Using the entries that follow, collect the lines where the word "horse" appears.

## BEGIN Data for this exercise

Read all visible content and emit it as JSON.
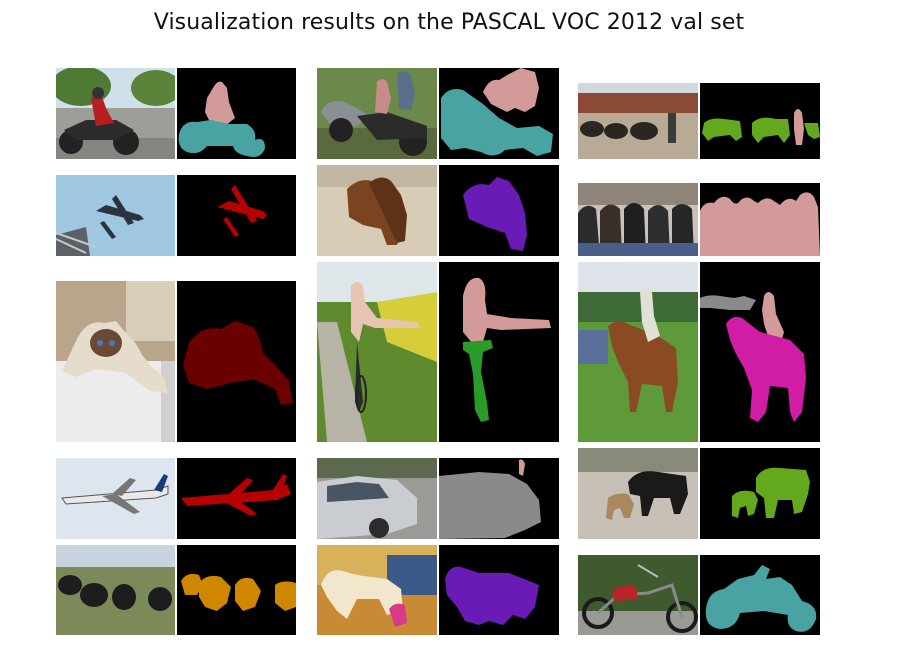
{
  "page": {
    "title": "Visualization results on the PASCAL VOC 2012 val set"
  },
  "colors": {
    "person": "#d39a9a",
    "motorbike": "#4aa3a3",
    "aeroplane": "#b70000",
    "dog": "#6a1ab5",
    "cat": "#6b0000",
    "bicycle": "#2a9a2a",
    "horse": "#d11ca6",
    "cow": "#64a81e",
    "sheep": "#d08700",
    "car": "#8a8a8a"
  },
  "grid": {
    "columns": [
      {
        "items": [
          {
            "photo_icon": "motorbike-rider-photo",
            "mask_icon": "motorbike-rider-mask"
          },
          {
            "photo_icon": "aeroplane-photo",
            "mask_icon": "aeroplane-mask"
          },
          {
            "photo_icon": "cat-photo",
            "mask_icon": "cat-mask"
          },
          {
            "photo_icon": "airliner-photo",
            "mask_icon": "airliner-mask"
          },
          {
            "photo_icon": "sheep-photo",
            "mask_icon": "sheep-mask"
          }
        ]
      },
      {
        "items": [
          {
            "photo_icon": "trike-family-photo",
            "mask_icon": "trike-family-mask"
          },
          {
            "photo_icon": "dogs-on-bed-photo",
            "mask_icon": "dogs-on-bed-mask"
          },
          {
            "photo_icon": "cyclist-photo",
            "mask_icon": "cyclist-mask"
          },
          {
            "photo_icon": "car-photo",
            "mask_icon": "car-mask"
          },
          {
            "photo_icon": "puppy-photo",
            "mask_icon": "puppy-mask"
          }
        ]
      },
      {
        "items": [
          {
            "photo_icon": "cattle-herd-photo",
            "mask_icon": "cattle-herd-mask"
          },
          {
            "photo_icon": "group-people-photo",
            "mask_icon": "group-people-mask"
          },
          {
            "photo_icon": "horse-rider-photo",
            "mask_icon": "horse-rider-mask"
          },
          {
            "photo_icon": "cow-calf-photo",
            "mask_icon": "cow-calf-mask"
          },
          {
            "photo_icon": "chopper-photo",
            "mask_icon": "chopper-mask"
          }
        ]
      }
    ]
  }
}
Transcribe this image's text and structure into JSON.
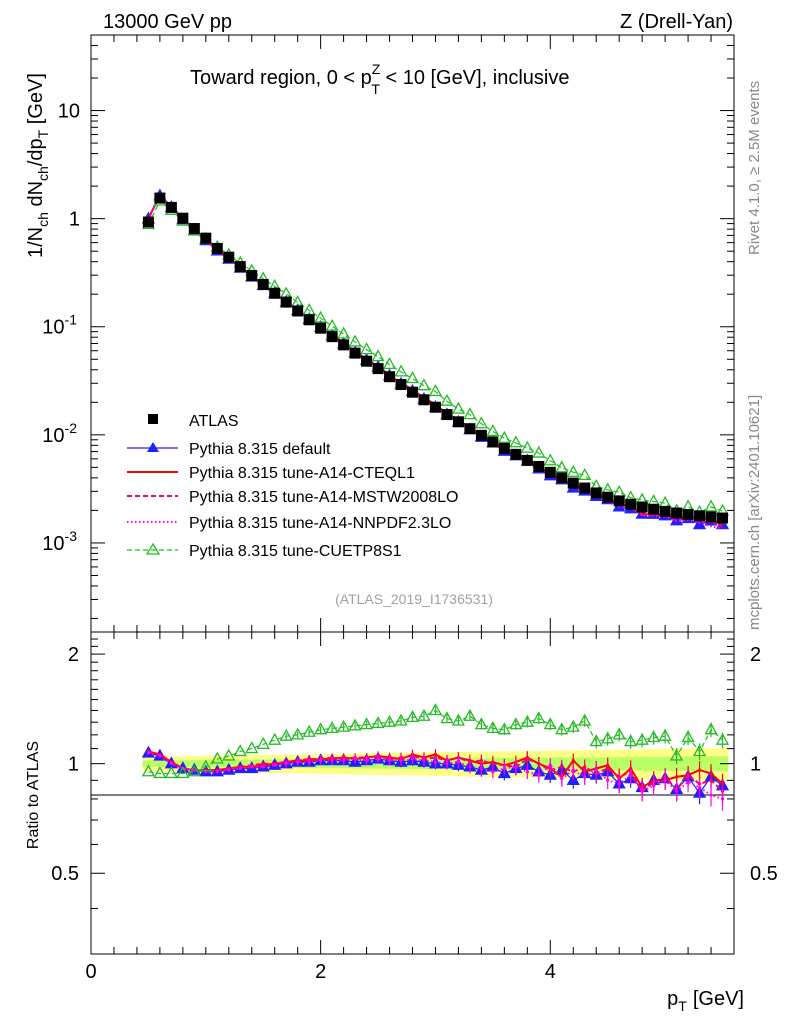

## END Data for this exercise

**Output of the exercise:**
    "horse": "#d11ca6",
            "photo_icon": "horse-rider-photo",
            "mask_icon": "horse-rider-mask"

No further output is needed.